## begin
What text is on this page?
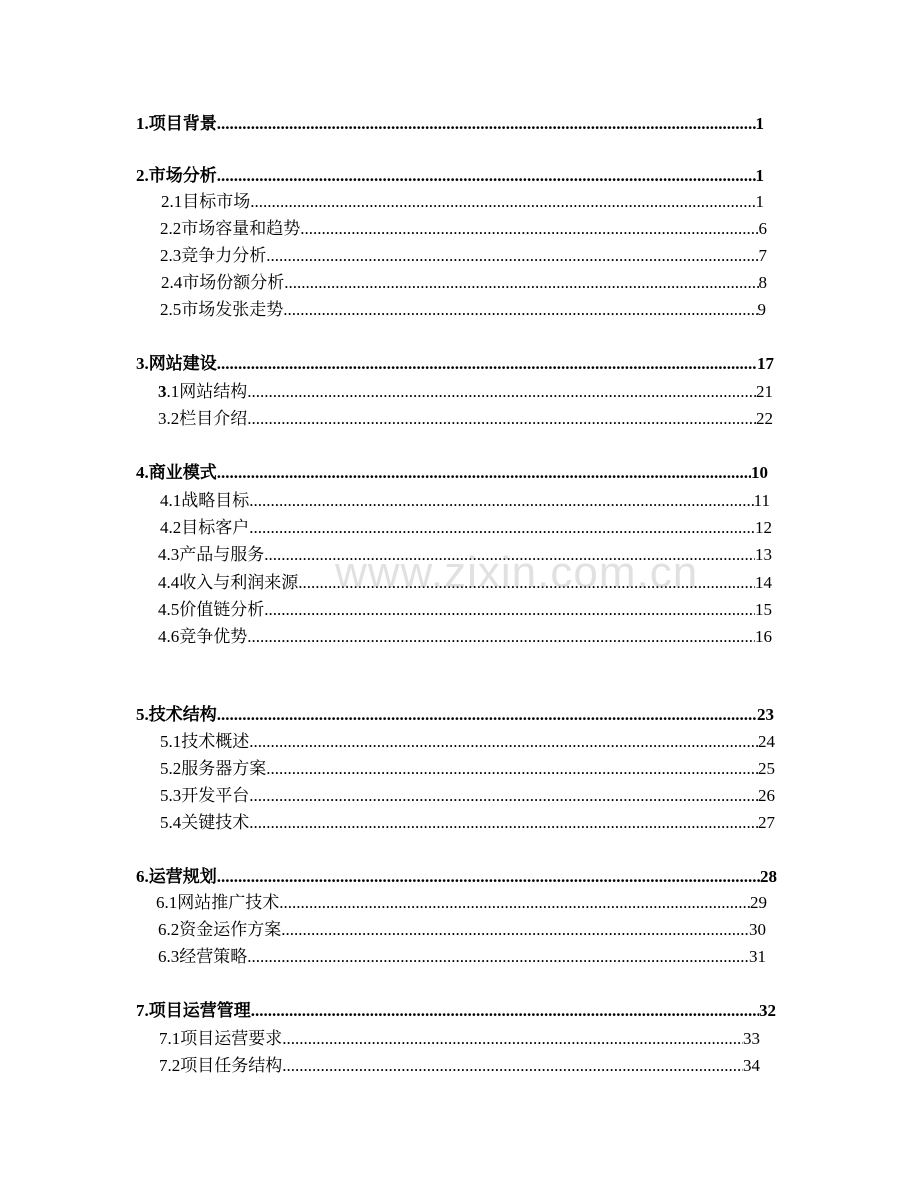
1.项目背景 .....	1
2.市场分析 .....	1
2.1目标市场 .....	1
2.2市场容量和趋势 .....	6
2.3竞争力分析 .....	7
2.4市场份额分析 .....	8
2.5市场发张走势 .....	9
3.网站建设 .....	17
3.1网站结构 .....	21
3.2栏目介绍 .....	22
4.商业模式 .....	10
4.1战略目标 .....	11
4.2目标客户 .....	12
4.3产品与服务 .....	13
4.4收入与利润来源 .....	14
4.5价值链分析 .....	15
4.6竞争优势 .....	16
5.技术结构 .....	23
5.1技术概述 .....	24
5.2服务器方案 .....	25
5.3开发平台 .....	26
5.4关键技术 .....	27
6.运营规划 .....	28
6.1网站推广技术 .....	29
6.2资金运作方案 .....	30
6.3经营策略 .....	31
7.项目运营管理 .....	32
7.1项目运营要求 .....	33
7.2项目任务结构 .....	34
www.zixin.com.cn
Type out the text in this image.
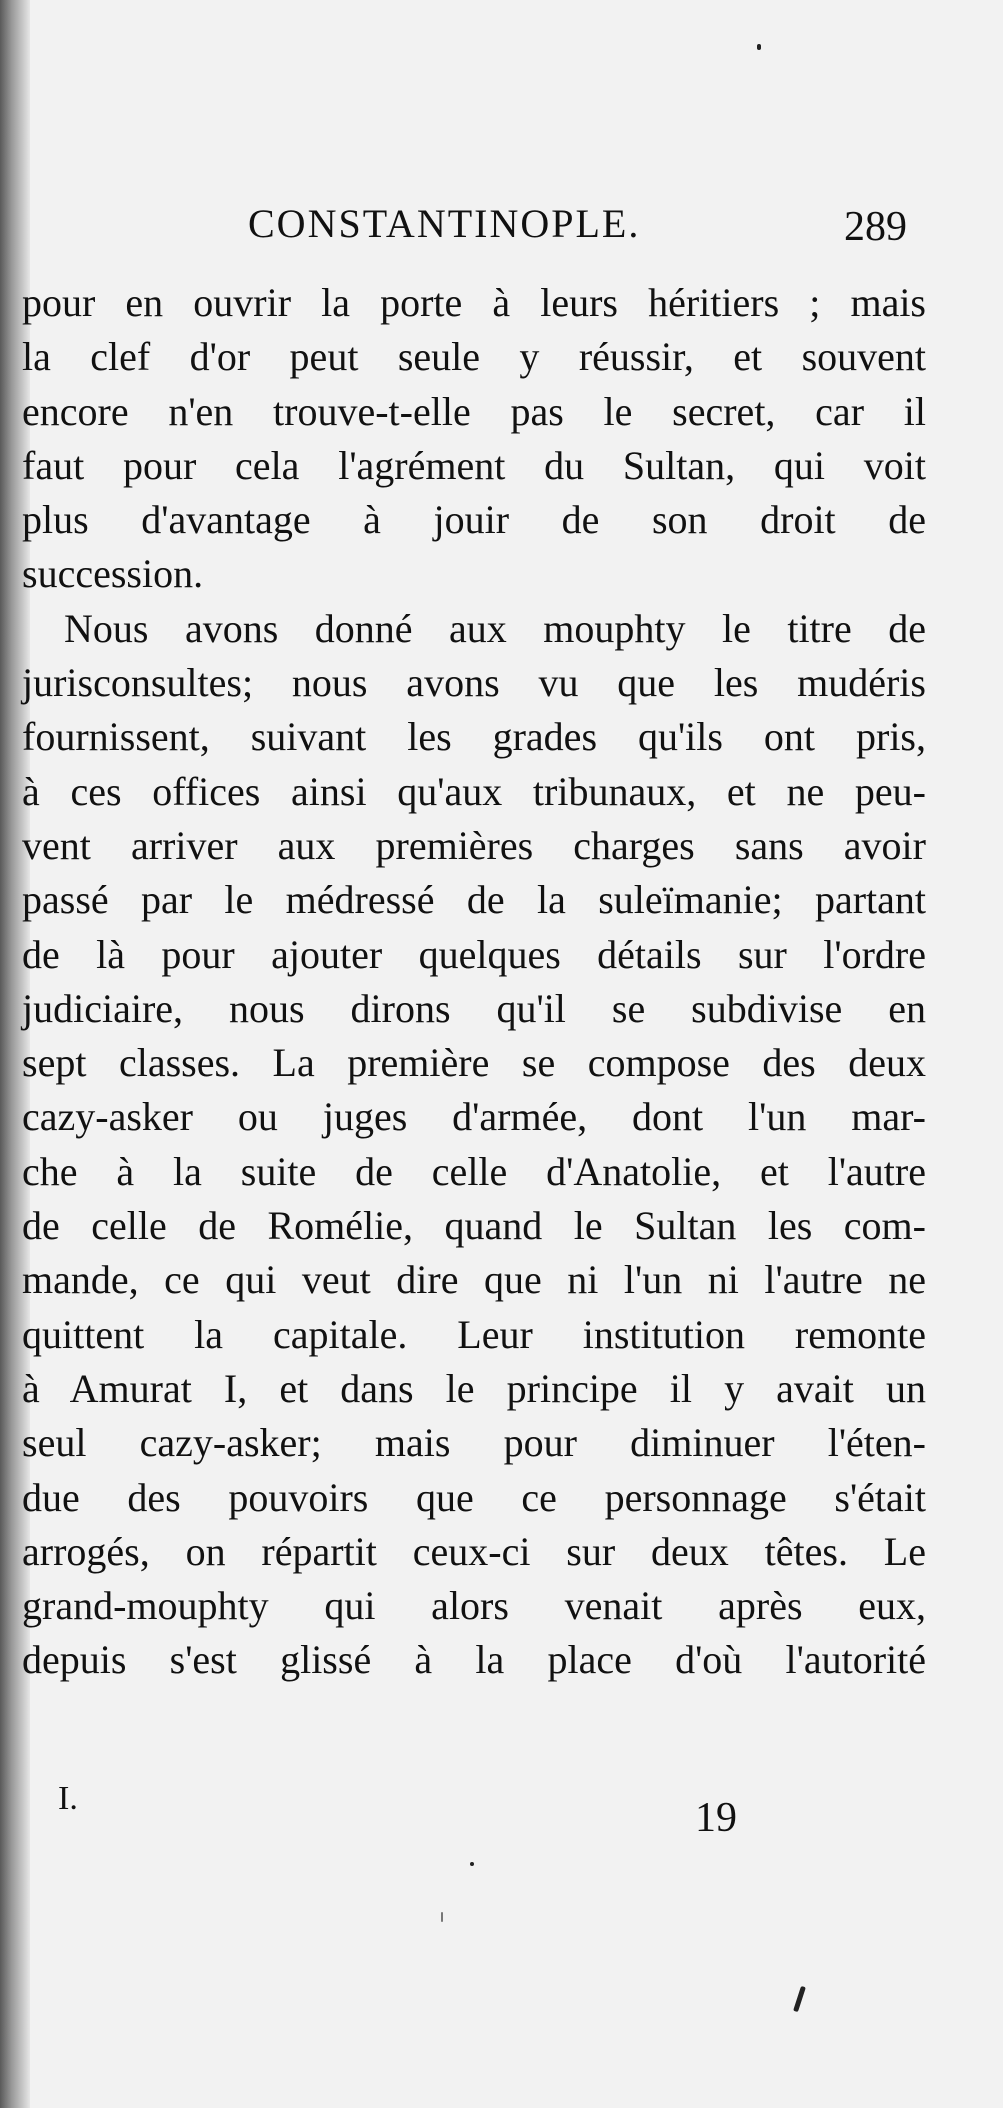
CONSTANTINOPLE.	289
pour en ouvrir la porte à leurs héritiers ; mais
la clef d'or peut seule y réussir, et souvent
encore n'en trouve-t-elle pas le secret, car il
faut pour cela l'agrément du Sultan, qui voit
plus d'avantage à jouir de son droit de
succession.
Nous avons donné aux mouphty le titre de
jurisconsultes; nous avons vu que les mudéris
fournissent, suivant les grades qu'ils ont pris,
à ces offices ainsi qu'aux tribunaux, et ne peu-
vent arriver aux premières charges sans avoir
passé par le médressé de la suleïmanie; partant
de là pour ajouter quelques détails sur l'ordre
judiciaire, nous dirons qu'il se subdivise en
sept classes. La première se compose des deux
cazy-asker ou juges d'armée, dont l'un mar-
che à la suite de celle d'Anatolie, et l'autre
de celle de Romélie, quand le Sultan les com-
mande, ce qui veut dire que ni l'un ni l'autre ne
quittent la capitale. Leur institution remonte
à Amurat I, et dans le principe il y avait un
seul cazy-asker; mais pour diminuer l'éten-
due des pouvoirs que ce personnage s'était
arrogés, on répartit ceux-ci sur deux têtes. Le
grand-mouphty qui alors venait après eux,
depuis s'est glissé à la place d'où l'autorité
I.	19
## end
## begin
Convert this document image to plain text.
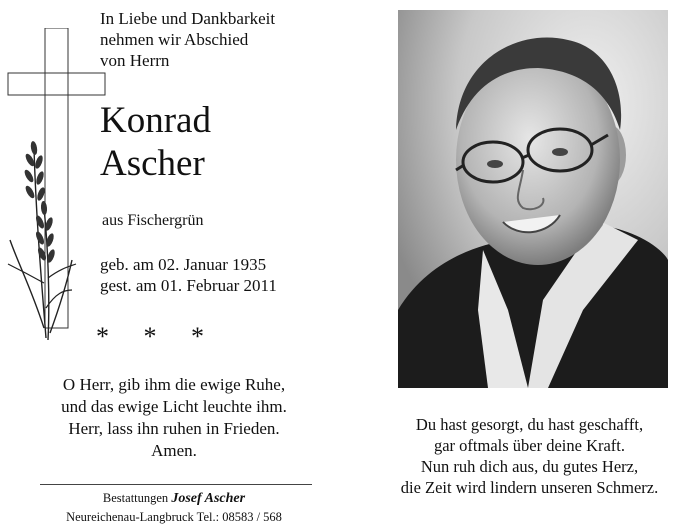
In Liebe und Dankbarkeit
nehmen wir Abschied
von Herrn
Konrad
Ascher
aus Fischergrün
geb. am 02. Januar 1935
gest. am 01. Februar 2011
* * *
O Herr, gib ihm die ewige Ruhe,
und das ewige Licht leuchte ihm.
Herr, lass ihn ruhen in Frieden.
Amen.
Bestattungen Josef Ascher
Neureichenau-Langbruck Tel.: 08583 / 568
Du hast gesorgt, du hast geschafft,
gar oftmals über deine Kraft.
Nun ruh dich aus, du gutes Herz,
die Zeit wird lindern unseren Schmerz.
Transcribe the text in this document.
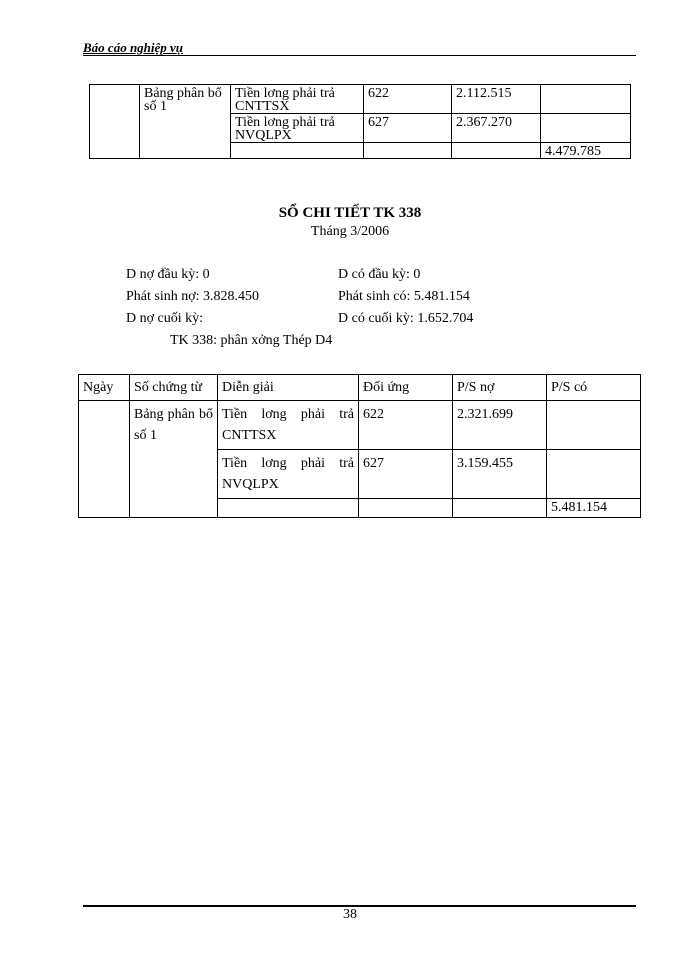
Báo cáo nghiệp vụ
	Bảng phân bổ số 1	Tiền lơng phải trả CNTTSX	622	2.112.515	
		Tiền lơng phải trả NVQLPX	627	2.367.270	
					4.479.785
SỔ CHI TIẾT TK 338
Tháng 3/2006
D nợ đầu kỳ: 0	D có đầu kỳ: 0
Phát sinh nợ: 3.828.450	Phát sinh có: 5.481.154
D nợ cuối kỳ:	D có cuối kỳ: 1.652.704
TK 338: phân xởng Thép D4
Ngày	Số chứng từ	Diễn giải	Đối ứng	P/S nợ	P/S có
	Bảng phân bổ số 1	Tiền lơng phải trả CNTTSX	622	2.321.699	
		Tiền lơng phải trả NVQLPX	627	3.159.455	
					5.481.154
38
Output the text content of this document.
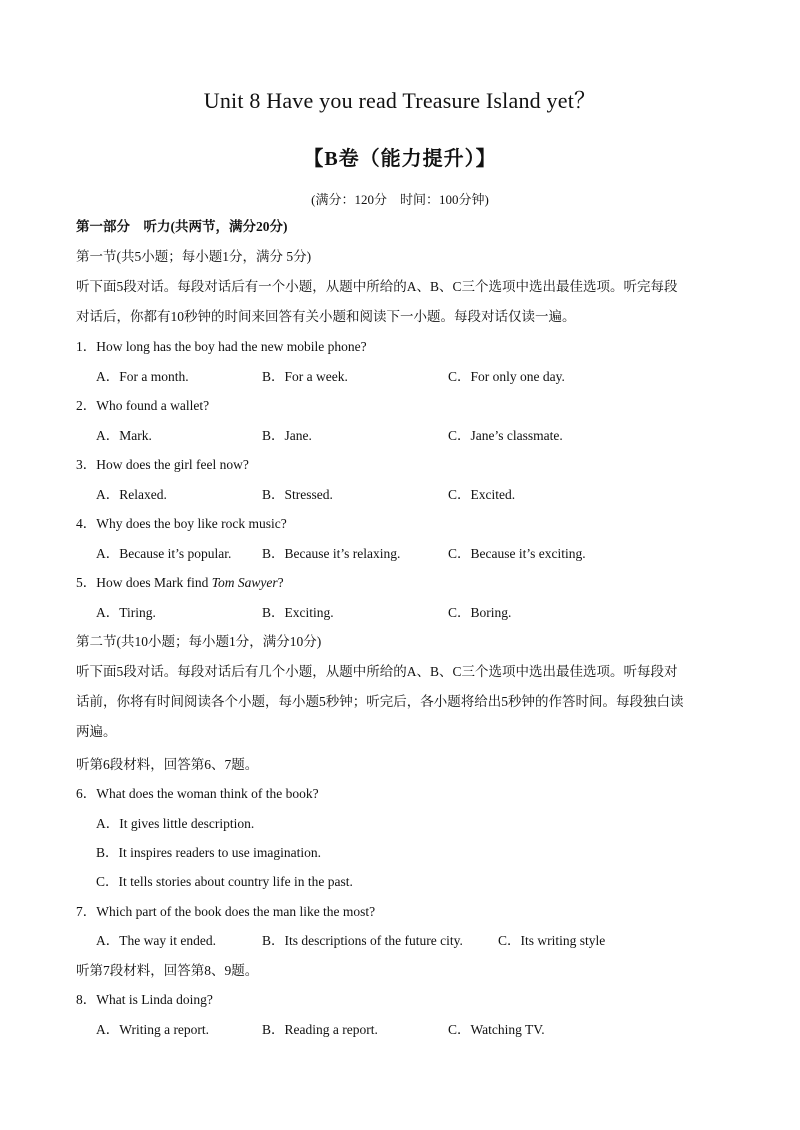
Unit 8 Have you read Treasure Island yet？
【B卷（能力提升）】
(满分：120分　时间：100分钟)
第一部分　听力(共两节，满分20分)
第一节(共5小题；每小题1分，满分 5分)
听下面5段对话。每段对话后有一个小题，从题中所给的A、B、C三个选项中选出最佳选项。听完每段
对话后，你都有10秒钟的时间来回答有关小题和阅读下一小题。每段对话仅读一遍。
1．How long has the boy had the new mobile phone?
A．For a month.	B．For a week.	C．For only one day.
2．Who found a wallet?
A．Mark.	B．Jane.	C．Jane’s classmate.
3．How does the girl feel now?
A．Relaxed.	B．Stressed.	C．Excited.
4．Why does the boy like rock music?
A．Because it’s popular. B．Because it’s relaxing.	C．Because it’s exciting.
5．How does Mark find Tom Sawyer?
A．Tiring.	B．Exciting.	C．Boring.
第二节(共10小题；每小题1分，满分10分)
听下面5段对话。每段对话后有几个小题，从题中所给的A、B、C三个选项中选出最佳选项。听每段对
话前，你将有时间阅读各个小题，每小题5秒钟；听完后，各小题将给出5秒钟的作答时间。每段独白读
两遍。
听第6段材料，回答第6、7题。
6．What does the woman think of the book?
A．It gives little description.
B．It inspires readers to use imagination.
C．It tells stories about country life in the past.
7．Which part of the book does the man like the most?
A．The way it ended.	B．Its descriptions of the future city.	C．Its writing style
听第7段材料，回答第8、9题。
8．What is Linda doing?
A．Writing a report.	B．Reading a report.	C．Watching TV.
## end
▶ _Instruction_: Filter the records, keeping only lines that contain "What", and show those lines.

▶ _Exercise result_:
What text is on this page?
6．What does the woman think of the book?
8．What is Linda doing?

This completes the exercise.